→ **Problem statement**:
Pick out every line in the data below that holds "JSON".
BEGIN
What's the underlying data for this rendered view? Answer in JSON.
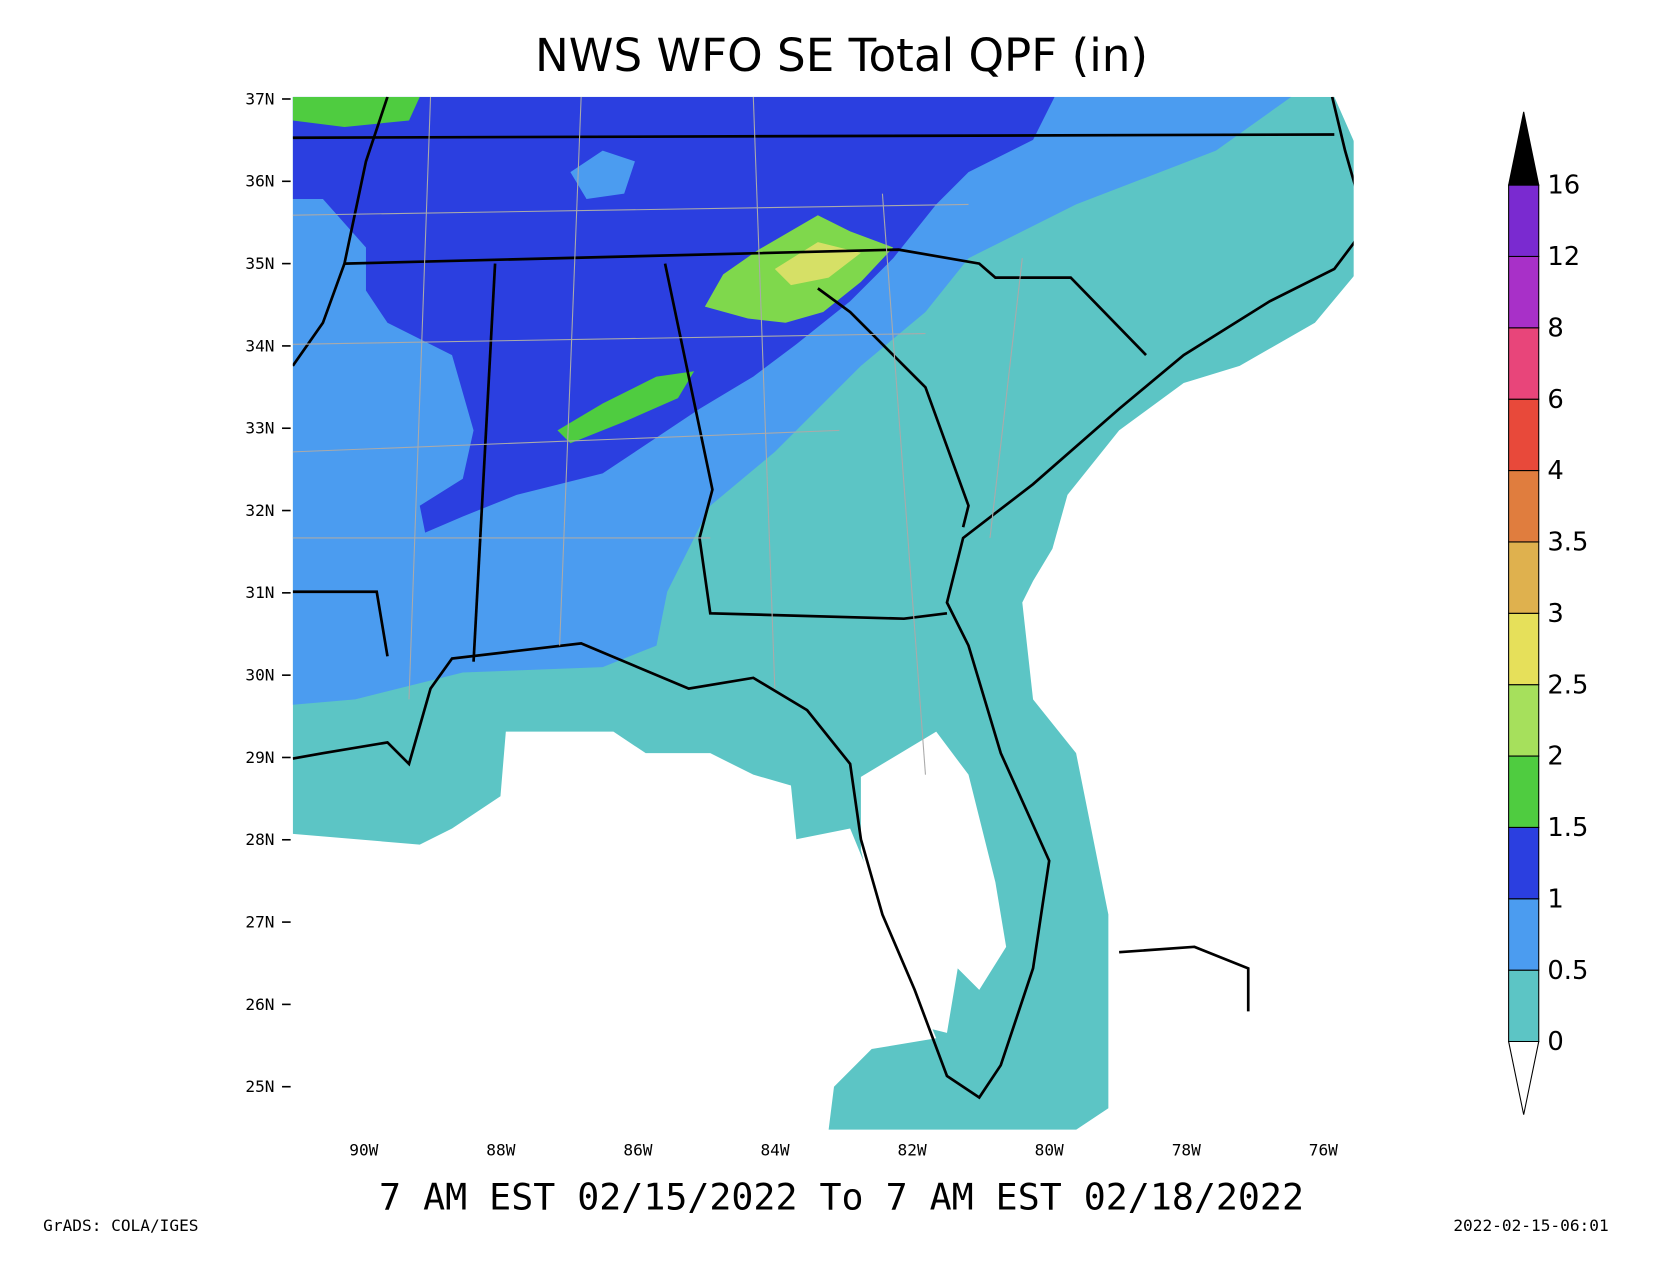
{
  "title": "NWS WFO SE Total QPF (in)",
  "subtitle": "7 AM EST 02/15/2022 To 7 AM EST 02/18/2022",
  "footer_left": "GrADS: COLA/IGES",
  "footer_right": "2022-02-15-06:01",
  "lat_labels": [
    "37N",
    "36N",
    "35N",
    "34N",
    "33N",
    "32N",
    "31N",
    "30N",
    "29N",
    "28N",
    "27N",
    "26N",
    "25N"
  ],
  "lon_labels": [
    "90W",
    "88W",
    "86W",
    "84W",
    "82W",
    "80W",
    "78W",
    "76W"
  ],
  "colorbar": {
    "labels": [
      "0",
      "0.5",
      "1",
      "1.5",
      "2",
      "2.5",
      "3",
      "3.5",
      "4",
      "6",
      "8",
      "12",
      "16"
    ],
    "colors": [
      "#5cc5c5",
      "#4b9cf0",
      "#2b3fe0",
      "#4fcc40",
      "#a6e05c",
      "#e6e05a",
      "#dfb14e",
      "#e07d3e",
      "#e8493a",
      "#e8457a",
      "#a830c8",
      "#7a2ad0"
    ],
    "above_color": "#000000",
    "below_color": "#ffffff"
  }
}
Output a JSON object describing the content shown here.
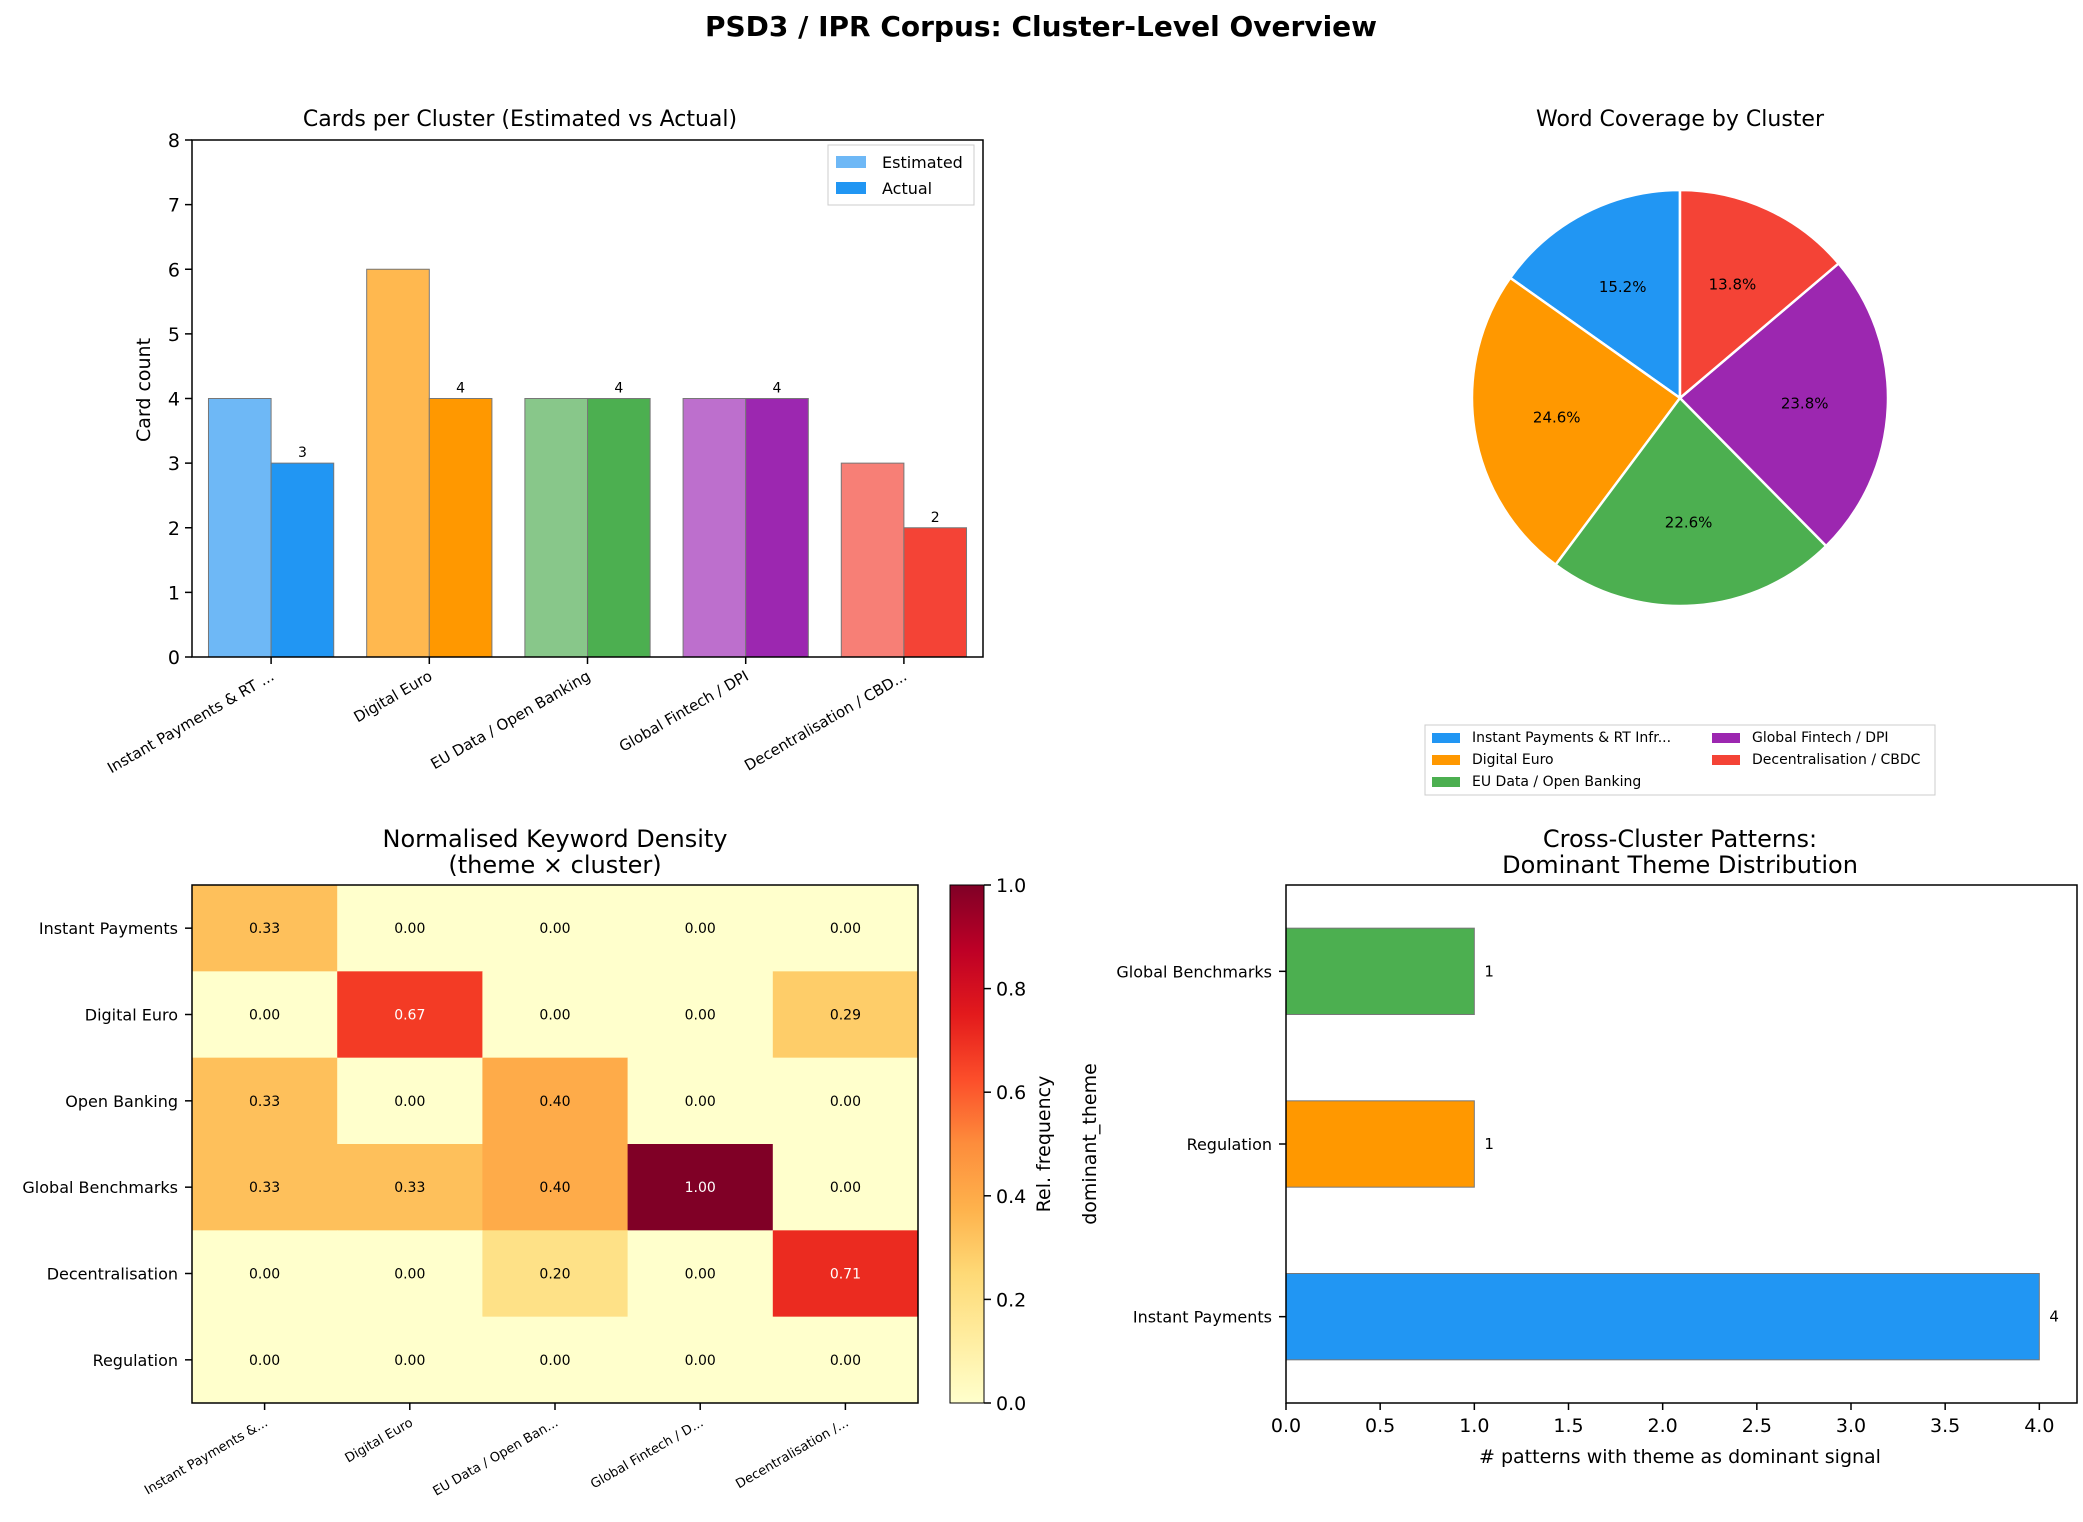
END
→ **Answer in full**:
What's the underlying data for this rendered view? Answer in JSON.
Output a JSON object describing the content shown here.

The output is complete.